◆ GOAL OF THE EXERCISE ◆
Using the data below, repeat all of it precisely.
--- Start of EXERCISE MATERIALS ---
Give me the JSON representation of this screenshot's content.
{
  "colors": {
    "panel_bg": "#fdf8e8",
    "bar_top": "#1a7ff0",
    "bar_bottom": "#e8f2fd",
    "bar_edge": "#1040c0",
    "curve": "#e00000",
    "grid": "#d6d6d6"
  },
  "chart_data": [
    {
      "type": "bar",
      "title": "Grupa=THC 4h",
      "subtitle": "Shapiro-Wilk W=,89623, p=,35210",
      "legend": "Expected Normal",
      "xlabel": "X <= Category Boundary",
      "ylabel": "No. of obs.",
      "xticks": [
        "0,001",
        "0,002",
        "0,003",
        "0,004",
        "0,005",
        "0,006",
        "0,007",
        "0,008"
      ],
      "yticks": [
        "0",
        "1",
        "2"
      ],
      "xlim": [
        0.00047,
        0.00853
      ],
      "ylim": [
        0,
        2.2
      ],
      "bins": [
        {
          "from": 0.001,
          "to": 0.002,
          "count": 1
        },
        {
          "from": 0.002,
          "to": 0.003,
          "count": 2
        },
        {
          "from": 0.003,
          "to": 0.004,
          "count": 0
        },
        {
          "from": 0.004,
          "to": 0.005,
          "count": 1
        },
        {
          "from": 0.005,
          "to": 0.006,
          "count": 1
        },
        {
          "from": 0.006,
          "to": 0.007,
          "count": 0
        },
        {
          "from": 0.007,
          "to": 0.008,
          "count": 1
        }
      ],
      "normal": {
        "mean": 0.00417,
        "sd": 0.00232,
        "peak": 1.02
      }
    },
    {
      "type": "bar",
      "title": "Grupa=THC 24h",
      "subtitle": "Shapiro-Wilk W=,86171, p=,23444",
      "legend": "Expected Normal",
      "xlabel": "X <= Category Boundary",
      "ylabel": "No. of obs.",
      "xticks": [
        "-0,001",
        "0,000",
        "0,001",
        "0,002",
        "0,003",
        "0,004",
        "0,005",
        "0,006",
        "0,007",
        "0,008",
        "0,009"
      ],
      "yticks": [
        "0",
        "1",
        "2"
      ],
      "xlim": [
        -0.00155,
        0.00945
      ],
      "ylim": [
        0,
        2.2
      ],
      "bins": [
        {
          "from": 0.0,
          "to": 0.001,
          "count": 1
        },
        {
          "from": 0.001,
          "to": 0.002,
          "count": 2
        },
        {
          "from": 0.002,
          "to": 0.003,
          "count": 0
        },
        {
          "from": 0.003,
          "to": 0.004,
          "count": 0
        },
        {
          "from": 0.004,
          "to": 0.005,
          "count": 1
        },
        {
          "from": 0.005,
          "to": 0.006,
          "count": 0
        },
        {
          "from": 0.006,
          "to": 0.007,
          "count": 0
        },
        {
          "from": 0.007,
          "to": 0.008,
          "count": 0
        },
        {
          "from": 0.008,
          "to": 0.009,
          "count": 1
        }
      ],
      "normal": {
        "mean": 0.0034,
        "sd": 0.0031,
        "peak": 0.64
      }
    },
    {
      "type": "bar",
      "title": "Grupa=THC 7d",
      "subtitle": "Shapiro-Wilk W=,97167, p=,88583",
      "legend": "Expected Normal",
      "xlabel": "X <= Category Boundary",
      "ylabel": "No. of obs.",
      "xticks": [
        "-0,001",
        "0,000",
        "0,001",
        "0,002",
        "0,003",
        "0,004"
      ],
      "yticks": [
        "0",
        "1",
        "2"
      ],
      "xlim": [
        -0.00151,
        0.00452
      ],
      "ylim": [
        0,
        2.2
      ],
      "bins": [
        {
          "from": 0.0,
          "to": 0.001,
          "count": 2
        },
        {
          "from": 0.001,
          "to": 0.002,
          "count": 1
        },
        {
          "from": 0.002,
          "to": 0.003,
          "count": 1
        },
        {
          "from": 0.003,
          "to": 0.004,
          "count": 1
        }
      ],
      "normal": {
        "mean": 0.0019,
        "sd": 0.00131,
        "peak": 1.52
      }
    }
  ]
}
--- End of EXERCISE MATERIALS ---
◆ EXERCISE RESPONSE ◆
Give me the JSON representation of this screenshot's content.
{
  "colors": {
    "panel_bg": "#fdf8e8",
    "bar_top": "#1a7ff0",
    "bar_bottom": "#e8f2fd",
    "bar_edge": "#1040c0",
    "curve": "#e00000",
    "grid": "#d6d6d6"
  },
  "chart_data": [
    {
      "type": "bar",
      "title": "Grupa=THC 4h",
      "subtitle": "Shapiro-Wilk W=,89623, p=,35210",
      "legend": "Expected Normal",
      "xlabel": "X <= Category Boundary",
      "ylabel": "No. of obs.",
      "xticks": [
        "0,001",
        "0,002",
        "0,003",
        "0,004",
        "0,005",
        "0,006",
        "0,007",
        "0,008"
      ],
      "yticks": [
        "0",
        "1",
        "2"
      ],
      "xlim": [
        0.00047,
        0.00853
      ],
      "ylim": [
        0,
        2.2
      ],
      "bins": [
        {
          "from": 0.001,
          "to": 0.002,
          "count": 1
        },
        {
          "from": 0.002,
          "to": 0.003,
          "count": 2
        },
        {
          "from": 0.003,
          "to": 0.004,
          "count": 0
        },
        {
          "from": 0.004,
          "to": 0.005,
          "count": 1
        },
        {
          "from": 0.005,
          "to": 0.006,
          "count": 1
        },
        {
          "from": 0.006,
          "to": 0.007,
          "count": 0
        },
        {
          "from": 0.007,
          "to": 0.008,
          "count": 1
        }
      ],
      "normal": {
        "mean": 0.00417,
        "sd": 0.00232,
        "peak": 1.02
      }
    },
    {
      "type": "bar",
      "title": "Grupa=THC 24h",
      "subtitle": "Shapiro-Wilk W=,86171, p=,23444",
      "legend": "Expected Normal",
      "xlabel": "X <= Category Boundary",
      "ylabel": "No. of obs.",
      "xticks": [
        "-0,001",
        "0,000",
        "0,001",
        "0,002",
        "0,003",
        "0,004",
        "0,005",
        "0,006",
        "0,007",
        "0,008",
        "0,009"
      ],
      "yticks": [
        "0",
        "1",
        "2"
      ],
      "xlim": [
        -0.00155,
        0.00945
      ],
      "ylim": [
        0,
        2.2
      ],
      "bins": [
        {
          "from": 0.0,
          "to": 0.001,
          "count": 1
        },
        {
          "from": 0.001,
          "to": 0.002,
          "count": 2
        },
        {
          "from": 0.002,
          "to": 0.003,
          "count": 0
        },
        {
          "from": 0.003,
          "to": 0.004,
          "count": 0
        },
        {
          "from": 0.004,
          "to": 0.005,
          "count": 1
        },
        {
          "from": 0.005,
          "to": 0.006,
          "count": 0
        },
        {
          "from": 0.006,
          "to": 0.007,
          "count": 0
        },
        {
          "from": 0.007,
          "to": 0.008,
          "count": 0
        },
        {
          "from": 0.008,
          "to": 0.009,
          "count": 1
        }
      ],
      "normal": {
        "mean": 0.0034,
        "sd": 0.0031,
        "peak": 0.64
      }
    },
    {
      "type": "bar",
      "title": "Grupa=THC 7d",
      "subtitle": "Shapiro-Wilk W=,97167, p=,88583",
      "legend": "Expected Normal",
      "xlabel": "X <= Category Boundary",
      "ylabel": "No. of obs.",
      "xticks": [
        "-0,001",
        "0,000",
        "0,001",
        "0,002",
        "0,003",
        "0,004"
      ],
      "yticks": [
        "0",
        "1",
        "2"
      ],
      "xlim": [
        -0.00151,
        0.00452
      ],
      "ylim": [
        0,
        2.2
      ],
      "bins": [
        {
          "from": 0.0,
          "to": 0.001,
          "count": 2
        },
        {
          "from": 0.001,
          "to": 0.002,
          "count": 1
        },
        {
          "from": 0.002,
          "to": 0.003,
          "count": 1
        },
        {
          "from": 0.003,
          "to": 0.004,
          "count": 1
        }
      ],
      "normal": {
        "mean": 0.0019,
        "sd": 0.00131,
        "peak": 1.52
      }
    }
  ]
}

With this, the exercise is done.